:: SET EXERCISE ::
Check the listing below for lines with the word "lower" and say how many there are, with nothing but the number.
☆ ☆ ☆
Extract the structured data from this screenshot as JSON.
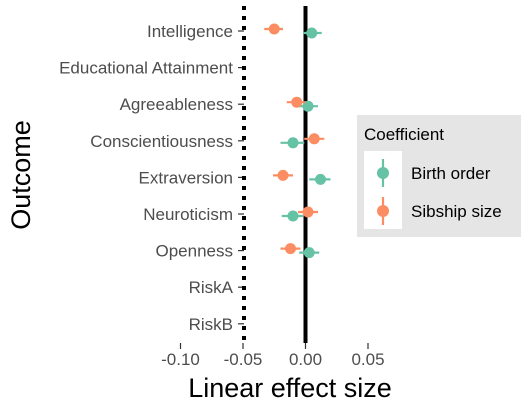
{
  "chart_data": {
    "type": "scatter",
    "variant": "coefficient-plot-with-error-bars",
    "title": "",
    "xlabel": "Linear effect size",
    "ylabel": "Outcome",
    "xlim": [
      -0.105,
      0.055
    ],
    "x_ticks": [
      -0.1,
      -0.05,
      0.0,
      0.05
    ],
    "x_tick_labels": [
      "-0.10",
      "-0.05",
      "0.00",
      "0.05"
    ],
    "reference_line_x": 0.0,
    "grid": false,
    "legend_position": "right",
    "categories": [
      "Intelligence",
      "Educational Attainment",
      "Agreeableness",
      "Conscientiousness",
      "Extraversion",
      "Neuroticism",
      "Openness",
      "RiskA",
      "RiskB"
    ],
    "legend": {
      "title": "Coefficient"
    },
    "series": [
      {
        "name": "Birth order",
        "color": "#66c2a5",
        "points": [
          {
            "category": "Intelligence",
            "estimate": 0.005,
            "lower": -0.002,
            "upper": 0.013
          },
          {
            "category": "Agreeableness",
            "estimate": 0.002,
            "lower": -0.006,
            "upper": 0.01
          },
          {
            "category": "Conscientiousness",
            "estimate": -0.01,
            "lower": -0.02,
            "upper": -0.001
          },
          {
            "category": "Extraversion",
            "estimate": 0.012,
            "lower": 0.003,
            "upper": 0.02
          },
          {
            "category": "Neuroticism",
            "estimate": -0.01,
            "lower": -0.019,
            "upper": -0.002
          },
          {
            "category": "Openness",
            "estimate": 0.003,
            "lower": -0.005,
            "upper": 0.011
          }
        ]
      },
      {
        "name": "Sibship size",
        "color": "#fc8d62",
        "points": [
          {
            "category": "Intelligence",
            "estimate": -0.025,
            "lower": -0.033,
            "upper": -0.018
          },
          {
            "category": "Agreeableness",
            "estimate": -0.007,
            "lower": -0.015,
            "upper": 0.0
          },
          {
            "category": "Conscientiousness",
            "estimate": 0.007,
            "lower": -0.001,
            "upper": 0.015
          },
          {
            "category": "Extraversion",
            "estimate": -0.018,
            "lower": -0.026,
            "upper": -0.01
          },
          {
            "category": "Neuroticism",
            "estimate": 0.002,
            "lower": -0.006,
            "upper": 0.01
          },
          {
            "category": "Openness",
            "estimate": -0.012,
            "lower": -0.02,
            "upper": -0.004
          }
        ]
      }
    ]
  }
}
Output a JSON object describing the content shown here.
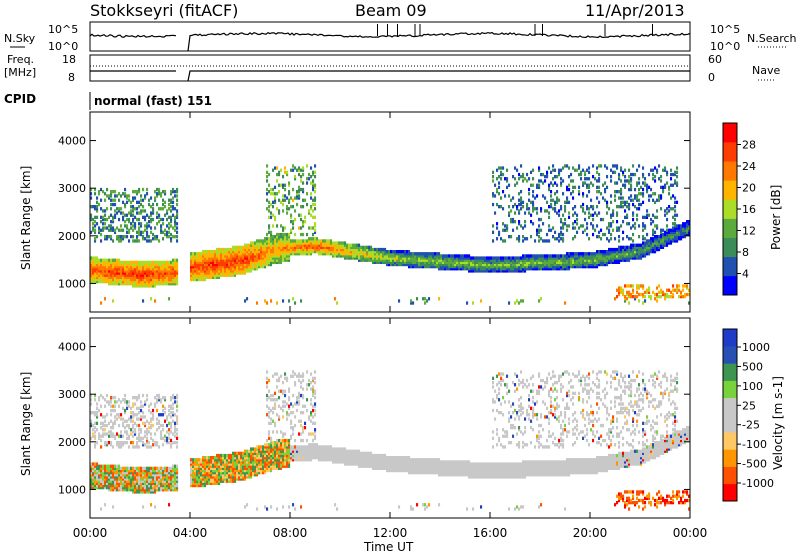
{
  "header": {
    "station": "Stokkseyri (fitACF)",
    "beam": "Beam 09",
    "date": "11/Apr/2013"
  },
  "nsky_panel": {
    "left_label": "N.Sky",
    "left_ticks": [
      "10^5",
      "10^0"
    ],
    "right_ticks": [
      "10^5",
      "10^0"
    ],
    "right_label": "N.Search"
  },
  "freq_panel": {
    "left_label_line1": "Freq.",
    "left_label_line2": "[MHz]",
    "left_ticks": [
      "18",
      "8"
    ],
    "right_ticks": [
      "60",
      "0"
    ],
    "right_label": "Nave"
  },
  "cpid": {
    "label": "CPID",
    "value": "normal (fast) 151"
  },
  "x_axis": {
    "ticks": [
      "00:00",
      "04:00",
      "08:00",
      "12:00",
      "16:00",
      "20:00",
      "00:00"
    ],
    "label": "Time UT"
  },
  "colors": {
    "power_scale": [
      "#0000ff",
      "#2050b0",
      "#3c8c5a",
      "#5aaa3c",
      "#aadc28",
      "#ffb400",
      "#ff7800",
      "#ff3c00",
      "#ff0000"
    ],
    "velocity_scale": [
      "#ff0000",
      "#ff5000",
      "#ff9600",
      "#ffc864",
      "#c8c8c8",
      "#c8c8c8",
      "#78d23c",
      "#3c9650",
      "#2850b4",
      "#1e3cc8"
    ],
    "gray_scatter": "#c8c8c8"
  },
  "chart_data": [
    {
      "type": "heatmap",
      "name": "power",
      "ylabel": "Slant Range [km]",
      "yticks": [
        1000,
        2000,
        3000,
        4000
      ],
      "ylim": [
        400,
        4600
      ],
      "xlim_hours": [
        0,
        24
      ],
      "colorbar": {
        "label": "Power [dB]",
        "ticks": [
          4,
          8,
          12,
          16,
          20,
          24,
          28
        ],
        "range": [
          0,
          32
        ]
      },
      "data_gap_hours": [
        3.5,
        4.0
      ],
      "main_band_center_km": [
        [
          0,
          1300
        ],
        [
          2,
          1200
        ],
        [
          3.5,
          1250
        ],
        [
          4,
          1350
        ],
        [
          6,
          1500
        ],
        [
          7.5,
          1750
        ],
        [
          9,
          1800
        ],
        [
          12,
          1550
        ],
        [
          16,
          1400
        ],
        [
          20,
          1500
        ],
        [
          22,
          1700
        ],
        [
          24,
          2200
        ]
      ],
      "main_band_power_db": [
        [
          0,
          26
        ],
        [
          2,
          28
        ],
        [
          3.5,
          26
        ],
        [
          4,
          27
        ],
        [
          6,
          28
        ],
        [
          7.5,
          22
        ],
        [
          9,
          26
        ],
        [
          12,
          16
        ],
        [
          16,
          14
        ],
        [
          20,
          14
        ],
        [
          22,
          12
        ],
        [
          24,
          10
        ]
      ]
    },
    {
      "type": "heatmap",
      "name": "velocity",
      "ylabel": "Slant Range [km]",
      "yticks": [
        1000,
        2000,
        3000,
        4000
      ],
      "ylim": [
        400,
        4600
      ],
      "xlim_hours": [
        0,
        24
      ],
      "colorbar": {
        "label": "Velocity [m s-1]",
        "ticks": [
          1000,
          500,
          100,
          25,
          -25,
          -100,
          -500,
          -1000
        ]
      },
      "data_gap_hours": [
        3.5,
        4.0
      ]
    }
  ]
}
☆ ☆ ☆
:: SOLUTION TO THIS PROBLEM ::
12